Stored entries
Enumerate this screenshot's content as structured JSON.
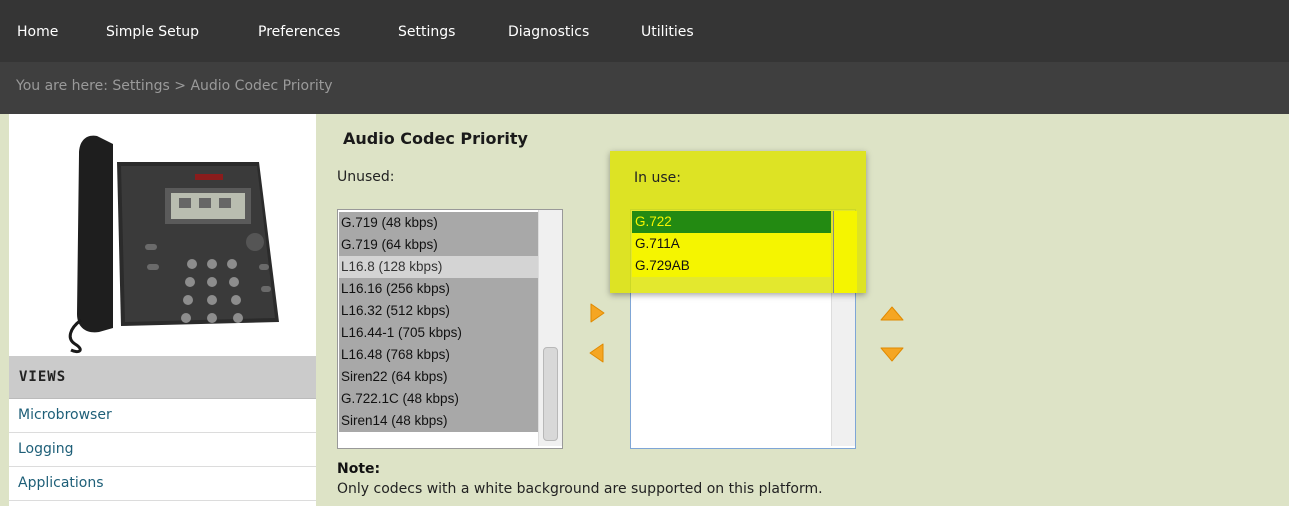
{
  "nav": {
    "items": [
      {
        "label": "Home"
      },
      {
        "label": "Simple Setup"
      },
      {
        "label": "Preferences"
      },
      {
        "label": "Settings"
      },
      {
        "label": "Diagnostics"
      },
      {
        "label": "Utilities"
      }
    ]
  },
  "breadcrumb": "You are here: Settings > Audio Codec Priority",
  "sidebar": {
    "views_header": "VIEWS",
    "links": [
      {
        "label": "Microbrowser"
      },
      {
        "label": "Logging"
      },
      {
        "label": "Applications"
      }
    ]
  },
  "main": {
    "title": "Audio Codec Priority",
    "unused_label": "Unused:",
    "unused_items": [
      {
        "label": "G.719 (48 kbps)"
      },
      {
        "label": "G.719 (64 kbps)"
      },
      {
        "label": "L16.8 (128 kbps)"
      },
      {
        "label": "L16.16 (256 kbps)"
      },
      {
        "label": "L16.32 (512 kbps)"
      },
      {
        "label": "L16.44-1 (705 kbps)"
      },
      {
        "label": "L16.48 (768 kbps)"
      },
      {
        "label": "Siren22 (64 kbps)"
      },
      {
        "label": "G.722.1C (48 kbps)"
      },
      {
        "label": "Siren14 (48 kbps)"
      }
    ],
    "inuse_label": "In use:",
    "inuse_items": [
      {
        "label": "G.722"
      },
      {
        "label": "G.711A"
      },
      {
        "label": "G.729AB"
      }
    ],
    "note_title": "Note:",
    "note_text": "Only codecs with a white background are supported on this platform."
  },
  "colors": {
    "nav_bg": "#353535",
    "breadcrumb_bg": "#3f3f3f",
    "content_bg": "#dde3c6",
    "arrow_orange": "#f5a623",
    "highlight_yellow": "#dde300",
    "selected_green": "#238a12"
  },
  "icons": [
    "move-right-arrow-icon",
    "move-left-arrow-icon",
    "move-up-arrow-icon",
    "move-down-arrow-icon",
    "desk-phone-image"
  ]
}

## [Problem description]
Take the listing and print it again exactly, but without any pictures.

## [Correct response]
Enumerate this screenshot's content as structured JSON.
{
  "nav": {
    "items": [
      {
        "label": "Home"
      },
      {
        "label": "Simple Setup"
      },
      {
        "label": "Preferences"
      },
      {
        "label": "Settings"
      },
      {
        "label": "Diagnostics"
      },
      {
        "label": "Utilities"
      }
    ]
  },
  "breadcrumb": "You are here: Settings > Audio Codec Priority",
  "sidebar": {
    "views_header": "VIEWS",
    "links": [
      {
        "label": "Microbrowser"
      },
      {
        "label": "Logging"
      },
      {
        "label": "Applications"
      }
    ]
  },
  "main": {
    "title": "Audio Codec Priority",
    "unused_label": "Unused:",
    "unused_items": [
      {
        "label": "G.719 (48 kbps)"
      },
      {
        "label": "G.719 (64 kbps)"
      },
      {
        "label": "L16.8 (128 kbps)"
      },
      {
        "label": "L16.16 (256 kbps)"
      },
      {
        "label": "L16.32 (512 kbps)"
      },
      {
        "label": "L16.44-1 (705 kbps)"
      },
      {
        "label": "L16.48 (768 kbps)"
      },
      {
        "label": "Siren22 (64 kbps)"
      },
      {
        "label": "G.722.1C (48 kbps)"
      },
      {
        "label": "Siren14 (48 kbps)"
      }
    ],
    "inuse_label": "In use:",
    "inuse_items": [
      {
        "label": "G.722"
      },
      {
        "label": "G.711A"
      },
      {
        "label": "G.729AB"
      }
    ],
    "note_title": "Note:",
    "note_text": "Only codecs with a white background are supported on this platform."
  },
  "colors": {
    "nav_bg": "#353535",
    "breadcrumb_bg": "#3f3f3f",
    "content_bg": "#dde3c6",
    "arrow_orange": "#f5a623",
    "highlight_yellow": "#dde300",
    "selected_green": "#238a12"
  },
  "icons": [
    "move-right-arrow-icon",
    "move-left-arrow-icon",
    "move-up-arrow-icon",
    "move-down-arrow-icon",
    "desk-phone-image"
  ]
}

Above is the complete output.